* Stated problem: Search the entries for the word "JSON" and pull out each line that has it.

* Dataset rows:
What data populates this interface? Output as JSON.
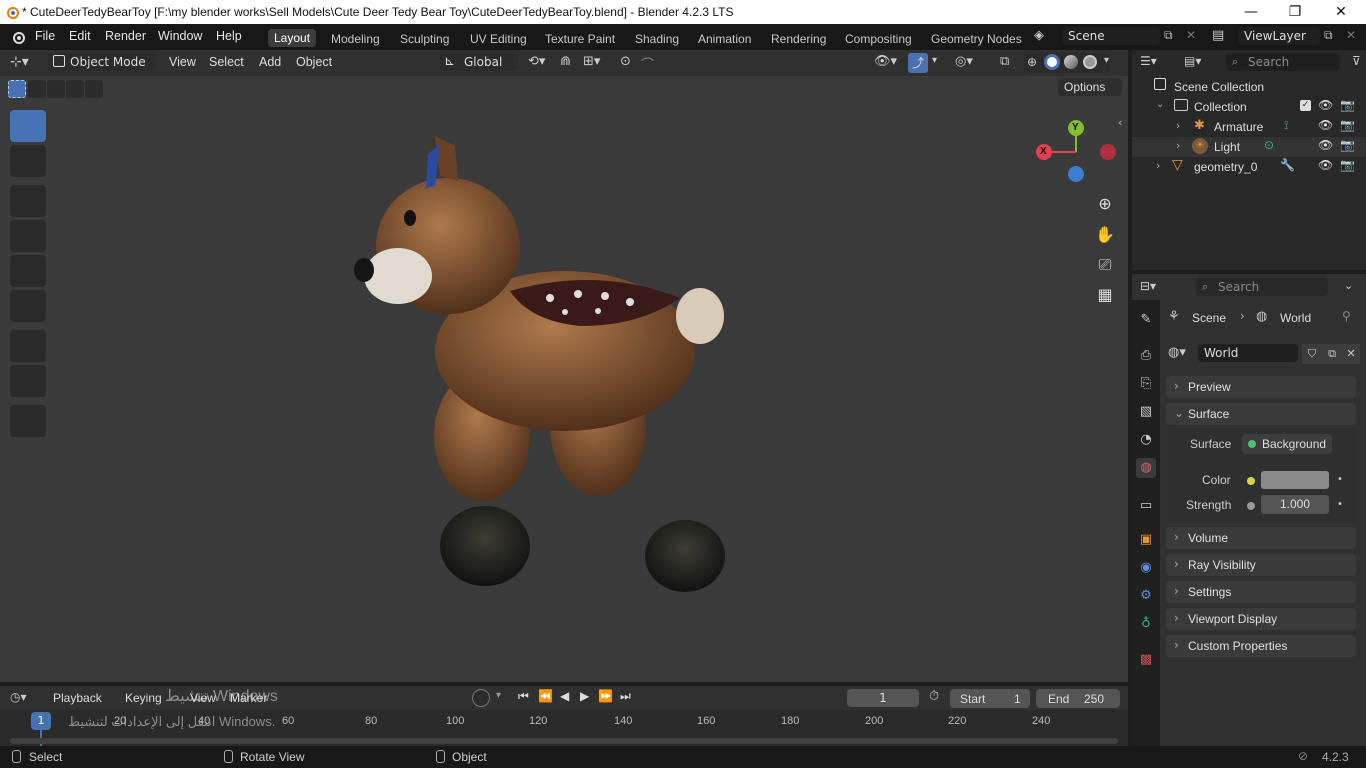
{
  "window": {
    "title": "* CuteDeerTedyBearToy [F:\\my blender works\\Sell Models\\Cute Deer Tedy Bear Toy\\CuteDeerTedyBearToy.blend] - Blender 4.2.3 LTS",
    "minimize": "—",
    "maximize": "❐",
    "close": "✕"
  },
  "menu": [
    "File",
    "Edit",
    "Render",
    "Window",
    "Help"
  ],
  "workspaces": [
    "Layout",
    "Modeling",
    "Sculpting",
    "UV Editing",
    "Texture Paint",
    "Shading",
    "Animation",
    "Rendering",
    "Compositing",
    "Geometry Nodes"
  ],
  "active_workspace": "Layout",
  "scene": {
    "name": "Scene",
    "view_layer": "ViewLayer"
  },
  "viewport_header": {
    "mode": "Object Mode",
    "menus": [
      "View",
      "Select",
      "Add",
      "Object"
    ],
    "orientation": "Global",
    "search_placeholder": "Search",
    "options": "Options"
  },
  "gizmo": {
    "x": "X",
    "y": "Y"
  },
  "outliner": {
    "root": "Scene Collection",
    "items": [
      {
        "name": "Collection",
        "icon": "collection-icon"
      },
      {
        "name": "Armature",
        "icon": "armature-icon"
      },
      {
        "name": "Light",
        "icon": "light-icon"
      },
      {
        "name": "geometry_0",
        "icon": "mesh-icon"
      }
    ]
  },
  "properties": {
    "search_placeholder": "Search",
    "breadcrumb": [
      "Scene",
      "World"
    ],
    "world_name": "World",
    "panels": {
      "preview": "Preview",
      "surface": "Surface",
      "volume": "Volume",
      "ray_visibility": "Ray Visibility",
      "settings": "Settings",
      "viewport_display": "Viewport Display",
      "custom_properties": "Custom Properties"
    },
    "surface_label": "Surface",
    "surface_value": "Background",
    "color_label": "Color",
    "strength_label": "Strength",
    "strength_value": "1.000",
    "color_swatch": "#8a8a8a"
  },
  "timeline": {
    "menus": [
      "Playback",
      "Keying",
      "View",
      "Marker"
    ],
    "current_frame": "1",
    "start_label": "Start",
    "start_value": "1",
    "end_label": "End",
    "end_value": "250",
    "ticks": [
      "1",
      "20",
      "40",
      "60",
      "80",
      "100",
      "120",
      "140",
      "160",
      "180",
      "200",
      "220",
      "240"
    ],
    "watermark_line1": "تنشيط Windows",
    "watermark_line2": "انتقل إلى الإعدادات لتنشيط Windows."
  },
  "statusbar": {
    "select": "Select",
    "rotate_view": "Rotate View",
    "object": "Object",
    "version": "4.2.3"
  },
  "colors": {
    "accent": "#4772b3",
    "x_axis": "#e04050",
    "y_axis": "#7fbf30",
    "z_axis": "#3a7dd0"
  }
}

...

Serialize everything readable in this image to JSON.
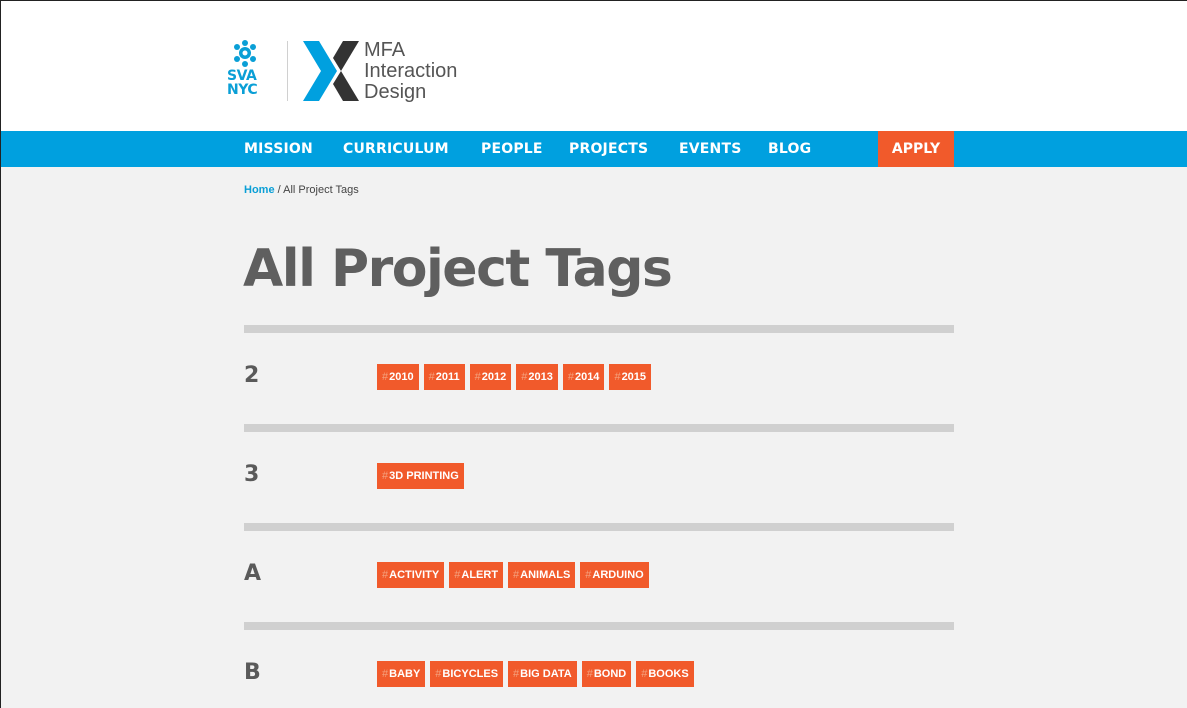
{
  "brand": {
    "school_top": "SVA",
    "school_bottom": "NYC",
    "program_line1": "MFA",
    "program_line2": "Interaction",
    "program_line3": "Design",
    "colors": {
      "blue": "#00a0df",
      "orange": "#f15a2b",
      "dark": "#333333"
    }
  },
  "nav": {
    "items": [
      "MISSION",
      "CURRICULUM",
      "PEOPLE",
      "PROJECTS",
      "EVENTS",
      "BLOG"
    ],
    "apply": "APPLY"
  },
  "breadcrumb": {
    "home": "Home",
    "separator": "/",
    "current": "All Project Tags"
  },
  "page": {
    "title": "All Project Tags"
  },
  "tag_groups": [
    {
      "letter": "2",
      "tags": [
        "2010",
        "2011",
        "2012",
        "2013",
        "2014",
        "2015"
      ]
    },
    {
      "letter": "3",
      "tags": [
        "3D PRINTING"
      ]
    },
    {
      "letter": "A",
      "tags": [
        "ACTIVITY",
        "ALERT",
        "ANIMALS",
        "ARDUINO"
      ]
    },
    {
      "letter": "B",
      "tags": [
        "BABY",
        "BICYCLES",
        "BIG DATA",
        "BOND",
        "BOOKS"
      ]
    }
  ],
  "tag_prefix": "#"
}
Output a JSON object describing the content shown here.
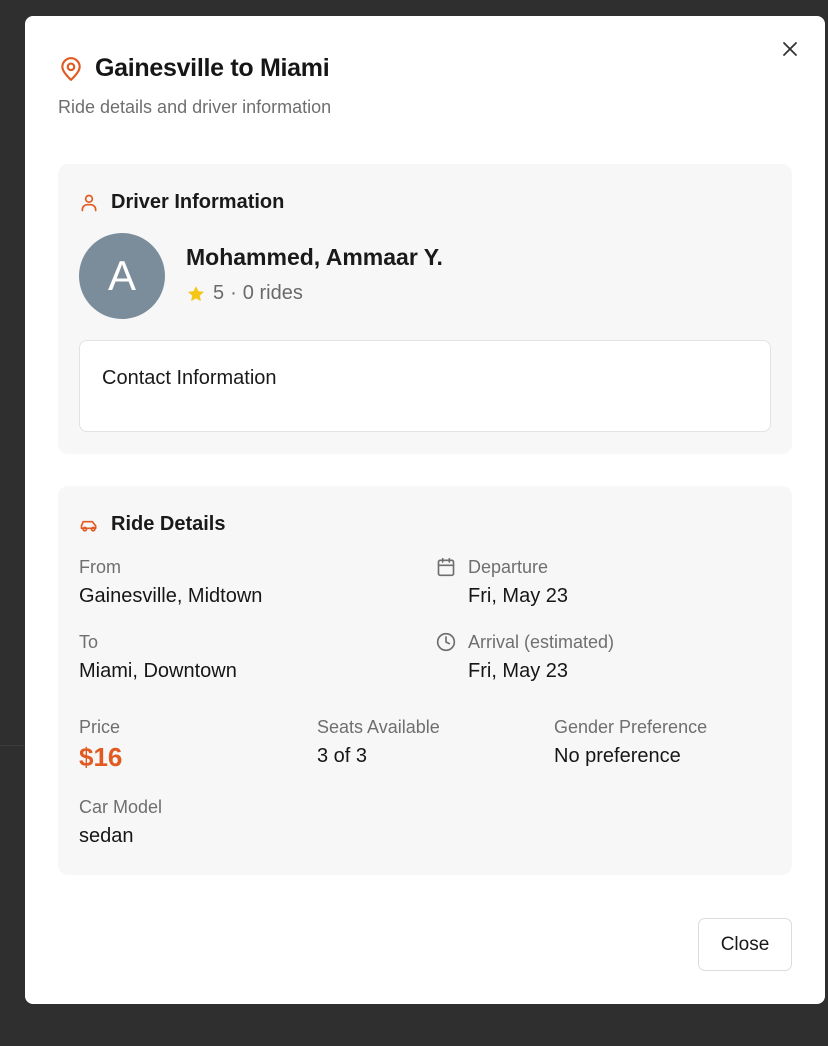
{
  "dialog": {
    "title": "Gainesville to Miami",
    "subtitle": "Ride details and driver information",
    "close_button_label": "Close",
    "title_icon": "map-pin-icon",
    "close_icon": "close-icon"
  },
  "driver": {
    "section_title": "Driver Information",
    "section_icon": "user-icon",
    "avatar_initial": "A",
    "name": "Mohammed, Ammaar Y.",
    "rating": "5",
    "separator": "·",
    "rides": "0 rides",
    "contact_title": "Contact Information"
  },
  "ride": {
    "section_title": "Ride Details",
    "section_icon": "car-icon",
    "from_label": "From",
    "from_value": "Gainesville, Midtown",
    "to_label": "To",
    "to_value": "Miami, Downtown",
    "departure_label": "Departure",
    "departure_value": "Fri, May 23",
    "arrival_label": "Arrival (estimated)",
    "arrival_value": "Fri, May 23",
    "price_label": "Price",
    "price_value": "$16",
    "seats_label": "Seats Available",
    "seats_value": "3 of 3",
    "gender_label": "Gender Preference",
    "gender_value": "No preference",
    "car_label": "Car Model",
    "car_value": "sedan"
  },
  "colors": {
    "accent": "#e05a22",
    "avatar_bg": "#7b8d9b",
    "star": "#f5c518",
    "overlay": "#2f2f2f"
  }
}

* The result:
What data populates this interface? Output as JSON.
Serialize everything readable in this image to JSON.
Output a JSON object describing the content shown here.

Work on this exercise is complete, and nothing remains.